*Direction*.
Within the listing below, locate all lines containing the word "this". Copy each one.
*** Given records
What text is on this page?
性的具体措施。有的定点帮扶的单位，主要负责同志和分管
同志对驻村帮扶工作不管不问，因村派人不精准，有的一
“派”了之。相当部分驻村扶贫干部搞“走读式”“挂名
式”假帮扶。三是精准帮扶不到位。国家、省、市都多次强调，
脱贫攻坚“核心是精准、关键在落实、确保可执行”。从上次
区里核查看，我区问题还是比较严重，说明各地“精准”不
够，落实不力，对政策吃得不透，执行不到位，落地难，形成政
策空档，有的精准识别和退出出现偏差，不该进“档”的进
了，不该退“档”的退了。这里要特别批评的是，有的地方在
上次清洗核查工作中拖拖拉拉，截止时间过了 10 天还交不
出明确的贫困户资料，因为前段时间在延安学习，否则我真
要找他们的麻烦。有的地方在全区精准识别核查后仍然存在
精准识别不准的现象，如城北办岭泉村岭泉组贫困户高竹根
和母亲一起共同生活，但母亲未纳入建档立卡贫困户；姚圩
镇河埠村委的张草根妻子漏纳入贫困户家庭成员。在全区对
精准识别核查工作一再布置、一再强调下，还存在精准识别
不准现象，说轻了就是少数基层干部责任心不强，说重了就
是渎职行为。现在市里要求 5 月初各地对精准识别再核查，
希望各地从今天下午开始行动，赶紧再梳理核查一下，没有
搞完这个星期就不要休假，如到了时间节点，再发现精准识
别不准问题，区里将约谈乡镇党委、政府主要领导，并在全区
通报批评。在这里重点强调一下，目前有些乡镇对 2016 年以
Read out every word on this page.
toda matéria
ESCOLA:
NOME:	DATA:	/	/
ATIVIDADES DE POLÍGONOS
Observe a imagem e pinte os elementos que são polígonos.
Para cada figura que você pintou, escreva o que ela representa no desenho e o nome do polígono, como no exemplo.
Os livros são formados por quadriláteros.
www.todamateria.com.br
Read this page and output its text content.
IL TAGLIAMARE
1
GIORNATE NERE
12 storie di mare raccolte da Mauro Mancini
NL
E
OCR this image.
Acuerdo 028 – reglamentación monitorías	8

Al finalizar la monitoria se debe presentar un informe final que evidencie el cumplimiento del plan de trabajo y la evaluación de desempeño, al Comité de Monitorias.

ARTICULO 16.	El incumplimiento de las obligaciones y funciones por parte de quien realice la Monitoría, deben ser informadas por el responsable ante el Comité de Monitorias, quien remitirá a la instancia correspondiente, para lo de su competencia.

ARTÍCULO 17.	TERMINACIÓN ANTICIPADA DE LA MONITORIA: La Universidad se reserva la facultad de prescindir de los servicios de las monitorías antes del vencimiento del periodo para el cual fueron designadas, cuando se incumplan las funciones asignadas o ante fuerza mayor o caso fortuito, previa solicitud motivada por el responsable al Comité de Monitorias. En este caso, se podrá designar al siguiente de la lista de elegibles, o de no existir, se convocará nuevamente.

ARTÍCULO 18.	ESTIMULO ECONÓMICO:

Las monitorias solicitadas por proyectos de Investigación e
******
*Full solution*.
What text is on this page?
Read out every word on this page.
Read this page and output its text content.
OCR this image.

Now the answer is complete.